**SUPPLIED MATERIAL**

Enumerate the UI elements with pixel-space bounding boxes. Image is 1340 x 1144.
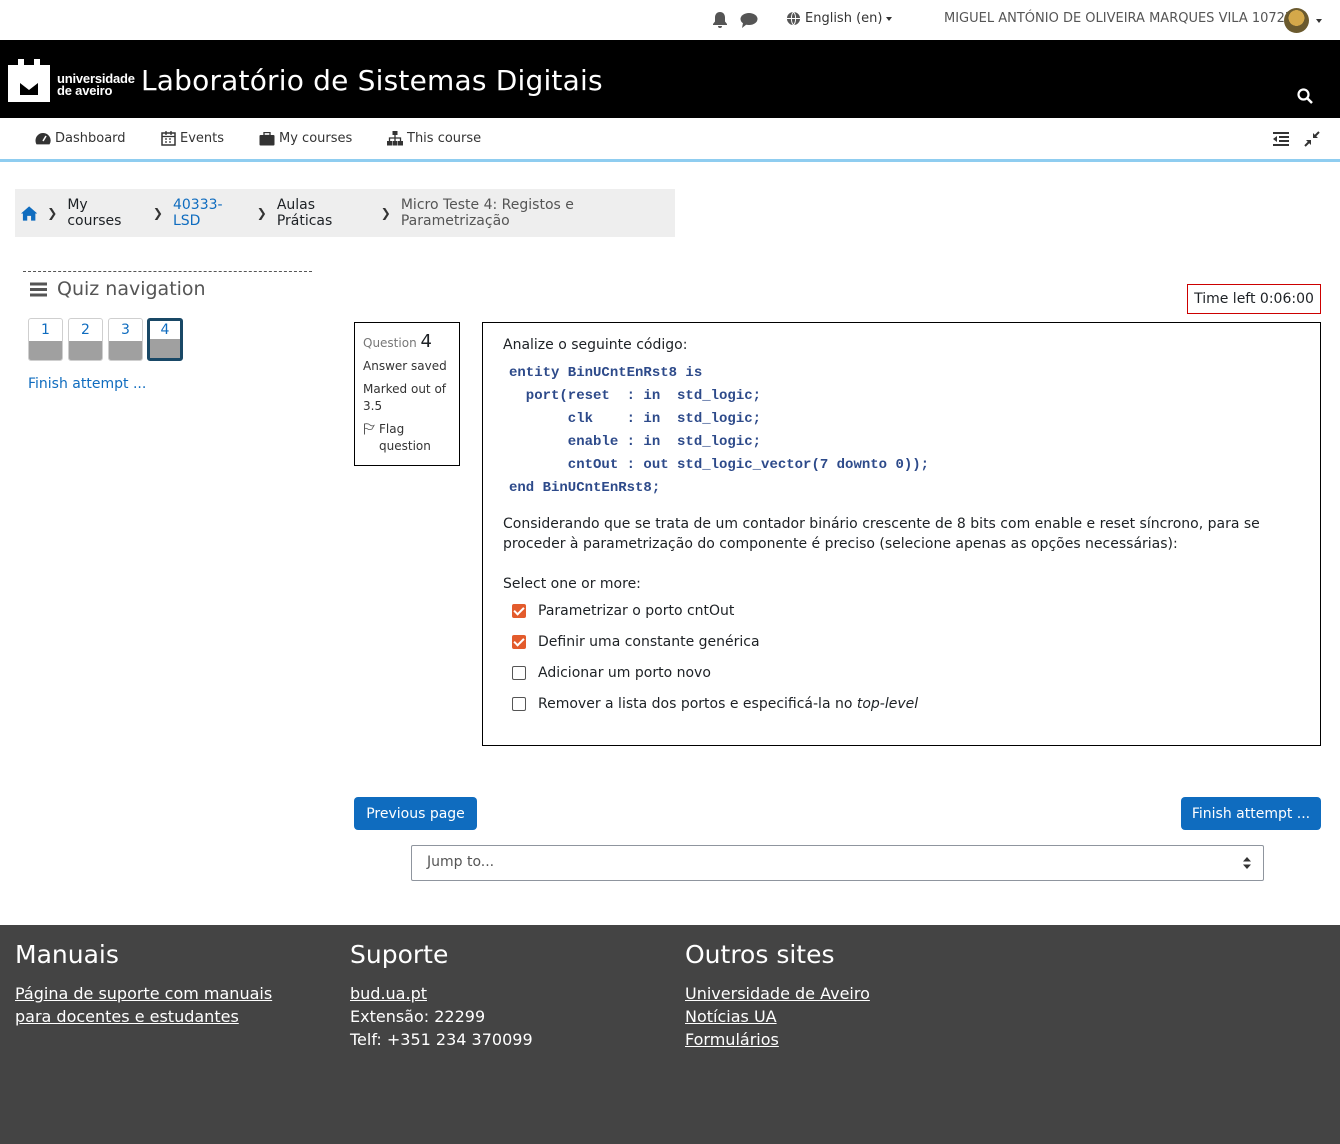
chevron-right-icon: ❯ (47, 206, 58, 220)
chevron-right-icon: ❯ (152, 206, 163, 220)
sitemap-icon (387, 131, 403, 146)
footer-heading: Manuais (15, 940, 119, 969)
answer-option[interactable]: Remover a lista dos portos e especificá-… (512, 688, 1300, 719)
footer-heading: Outros sites (685, 940, 835, 969)
nav-events[interactable]: Events (161, 131, 224, 146)
answer-prompt: Select one or more: (503, 576, 641, 592)
answer-option-label[interactable]: Adicionar um porto novo (538, 665, 711, 681)
hamburger-icon[interactable] (30, 282, 47, 297)
site-title[interactable]: Laboratório de Sistemas Digitais (141, 64, 603, 97)
quiz-nav-question-3[interactable]: 3 (108, 318, 143, 361)
user-name[interactable]: MIGUEL ANTÓNIO DE OLIVEIRA MARQUES VILA … (944, 11, 1302, 26)
footer-link-bud[interactable]: bud.ua.pt (350, 982, 533, 1005)
quiz-nav-question-1[interactable]: 1 (28, 318, 63, 361)
chevron-down-icon[interactable] (1316, 19, 1322, 23)
footer: Manuais Página de suporte com manuais pa… (0, 925, 1340, 1144)
site-header: universidade de aveiro Laboratório de Si… (0, 40, 1340, 118)
chat-icon[interactable] (739, 10, 759, 30)
nav-this-course[interactable]: This course (387, 131, 481, 146)
university-logo-icon[interactable] (8, 59, 50, 102)
select-arrows-icon (1243, 857, 1251, 869)
chevron-right-icon: ❯ (380, 206, 391, 220)
checkbox[interactable] (512, 634, 526, 649)
top-bar: English (en) MIGUEL ANTÓNIO DE OLIVEIRA … (0, 0, 1340, 40)
finish-attempt-button[interactable]: Finish attempt ... (1181, 797, 1321, 830)
answer-option-label[interactable]: Definir uma constante genérica (538, 634, 760, 650)
footer-link-manuais[interactable]: Página de suporte com manuais para docen… (15, 982, 272, 1028)
footer-suporte: Suporte bud.ua.pt Extensão: 22299 Telf: … (350, 940, 533, 1051)
flag-icon (364, 423, 375, 435)
question-content: Analize o seguinte código: entity BinUCn… (482, 322, 1321, 746)
answer-option[interactable]: Parametrizar o porto cntOut (512, 595, 1300, 626)
indent-icon[interactable] (1272, 131, 1290, 147)
home-icon[interactable] (21, 205, 38, 221)
breadcrumb-my-courses[interactable]: My courses (67, 197, 143, 229)
answer-option[interactable]: Definir uma constante genérica (512, 626, 1300, 657)
time-left: Time left 0:06:00 (1187, 284, 1321, 314)
compress-icon[interactable] (1303, 131, 1321, 147)
question-grade: Marked out of 3.5 (363, 382, 447, 413)
avatar[interactable] (1284, 8, 1309, 33)
checkbox[interactable] (512, 696, 526, 711)
footer-link-noticias[interactable]: Notícias UA (685, 1005, 870, 1028)
footer-outros-sites: Outros sites Universidade de Aveiro Notí… (685, 940, 870, 1051)
previous-page-button[interactable]: Previous page (354, 797, 477, 830)
question-description: Considerando que se trata de um contador… (503, 516, 1260, 552)
answer-option-label[interactable]: Parametrizar o porto cntOut (538, 603, 734, 619)
code-block: entity BinUCntEnRst8 is port(reset : in … (509, 365, 930, 496)
footer-link-ua[interactable]: Universidade de Aveiro (685, 982, 870, 1005)
dashboard-icon (35, 132, 51, 144)
footer-phone: Telf: +351 234 370099 (350, 1030, 533, 1049)
briefcase-icon (259, 131, 275, 145)
footer-heading: Suporte (350, 940, 449, 969)
main-nav: Dashboard Events My courses This course (0, 118, 1340, 162)
breadcrumb-course[interactable]: 40333-LSD (173, 197, 247, 229)
language-menu[interactable]: English (en) (786, 11, 893, 26)
quiz-navigation-divider (23, 271, 312, 272)
nav-my-courses[interactable]: My courses (259, 131, 352, 146)
checkbox[interactable] (512, 603, 526, 618)
footer-manuais: Manuais Página de suporte com manuais pa… (15, 940, 272, 1028)
calendar-icon (161, 131, 176, 146)
breadcrumb-section[interactable]: Aulas Práticas (277, 197, 371, 229)
finish-attempt-link[interactable]: Finish attempt ... (28, 376, 146, 392)
answer-option[interactable]: Adicionar um porto novo (512, 657, 1300, 688)
breadcrumb-current: Micro Teste 4: Registos e Parametrização (400, 197, 574, 229)
logo-text: universidade de aveiro (57, 71, 135, 98)
nav-dashboard[interactable]: Dashboard (35, 131, 126, 146)
chevron-right-icon: ❯ (256, 206, 267, 220)
quiz-nav-question-2[interactable]: 2 (68, 318, 103, 361)
question-state: Answer saved (363, 359, 447, 373)
breadcrumb: ❯ My courses ❯ 40333-LSD ❯ Aulas Prática… (15, 189, 675, 237)
quiz-navigation-title: Quiz navigation (30, 278, 206, 300)
question-intro: Analize o seguinte código: (503, 337, 688, 353)
checkbox[interactable] (512, 665, 526, 680)
footer-extension: Extensão: 22299 (350, 1007, 486, 1026)
bell-icon[interactable] (710, 10, 730, 30)
answer-option-label[interactable]: Remover a lista dos portos e especificá-… (538, 696, 918, 712)
question-info: Question 4 Answer saved Marked out of 3.… (354, 322, 460, 466)
globe-icon (786, 11, 801, 26)
language-label: English (en) (805, 11, 883, 26)
footer-link-formularios[interactable]: Formulários (685, 1028, 870, 1051)
chevron-down-icon (886, 16, 893, 21)
search-icon[interactable] (1297, 88, 1313, 104)
quiz-nav-question-4[interactable]: 4 (147, 318, 183, 361)
flag-question[interactable]: Flag question (363, 421, 451, 455)
question-number: Question 4 (363, 331, 432, 352)
jump-to-select[interactable]: Jump to... (411, 845, 1264, 881)
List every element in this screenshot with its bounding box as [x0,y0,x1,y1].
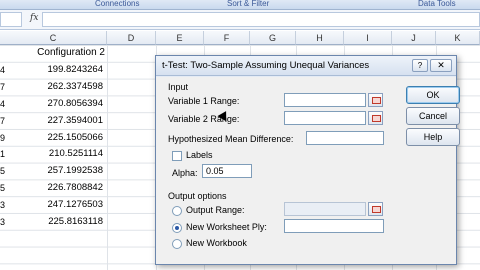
cell-value[interactable]: 262.3374598 [0,79,107,95]
new-worksheet-ply-input[interactable] [284,219,384,233]
cell-value[interactable]: 210.5251114 [0,146,107,162]
formula-input[interactable] [42,12,480,27]
hypothesized-mean-label: Hypothesized Mean Difference: [168,134,294,144]
grid-divider [107,45,108,270]
new-worksheet-ply-label[interactable]: New Worksheet Ply: [186,222,267,232]
ribbon-group-connections[interactable]: Connections [95,0,139,8]
dialog-titlebar[interactable]: t-Test: Two-Sample Assuming Unequal Vari… [156,56,456,76]
column-header-e[interactable]: E [156,31,204,45]
new-workbook-label[interactable]: New Workbook [186,238,247,248]
help-button[interactable]: Help [406,128,460,146]
variable-1-label: Variable 1 Range: [168,96,240,106]
close-button[interactable]: ✕ [430,59,452,72]
variable-1-collapse-icon[interactable] [368,93,383,107]
column-header-c[interactable]: C [0,31,107,45]
new-worksheet-ply-radio[interactable] [172,223,182,233]
output-range-label[interactable]: Output Range: [186,205,245,215]
cell-value[interactable]: 225.8163118 [0,214,107,230]
variable-2-collapse-icon[interactable] [368,111,383,125]
column-header-j[interactable]: J [392,31,436,45]
column-header-h[interactable]: H [296,31,344,45]
alpha-label: Alpha: [172,168,198,178]
output-range-input[interactable] [284,202,366,216]
variable-1-range-input[interactable] [284,93,366,107]
input-section-label: Input [168,82,189,92]
new-workbook-radio[interactable] [172,239,182,249]
ribbon-group-sort-filter[interactable]: Sort & Filter [227,0,269,8]
dialog-title: t-Test: Two-Sample Assuming Unequal Vari… [162,60,370,71]
column-header-g[interactable]: G [250,31,296,45]
dialog-body: Input Variable 1 Range: Variable 2 Range… [156,77,460,264]
cell-value[interactable]: 226.7808842 [0,180,107,196]
output-range-radio[interactable] [172,206,182,216]
ribbon-strip: Connections Sort & Filter Data Tools [0,0,480,10]
cell-value[interactable]: 270.8056394 [0,96,107,112]
cell-value[interactable]: 227.3594001 [0,113,107,129]
cell-value[interactable]: 225.1505066 [0,130,107,146]
ribbon-group-data-tools[interactable]: Data Tools [418,0,456,8]
column-header-k[interactable]: K [436,31,480,45]
column-header-d[interactable]: D [107,31,156,45]
alpha-input[interactable]: 0.05 [202,164,252,178]
cancel-button[interactable]: Cancel [406,107,460,125]
cell-value[interactable]: 199.8243264 [0,62,107,78]
hypothesized-mean-input[interactable] [306,131,384,145]
function-icon[interactable]: fx [30,13,38,23]
title-help-button[interactable]: ? [412,59,428,72]
output-options-label: Output options [168,191,227,201]
cell-column-header[interactable]: Configuration 2 [0,45,107,61]
labels-checkbox[interactable] [172,151,182,161]
column-header-i[interactable]: I [344,31,392,45]
ok-button[interactable]: OK [406,86,460,104]
ttest-dialog: t-Test: Two-Sample Assuming Unequal Vari… [155,55,460,265]
cell-value[interactable]: 247.1276503 [0,197,107,213]
formula-bar: fx [0,10,480,30]
labels-label[interactable]: Labels [186,150,213,160]
name-box[interactable] [0,12,22,27]
variable-2-range-input[interactable] [284,111,366,125]
cell-value[interactable]: 257.1992538 [0,163,107,179]
output-range-collapse-icon[interactable] [368,202,383,216]
column-header-f[interactable]: F [204,31,250,45]
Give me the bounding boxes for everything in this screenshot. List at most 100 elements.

**OBJECTIVE**
Filter the records above, keeping each line in which the string "collapse" occurs.

**EXPECTED ANSWER**
variable-1-collapse-icon[interactable] [368,93,383,107]
variable-2-collapse-icon[interactable] [368,111,383,125]
output-range-collapse-icon[interactable] [368,202,383,216]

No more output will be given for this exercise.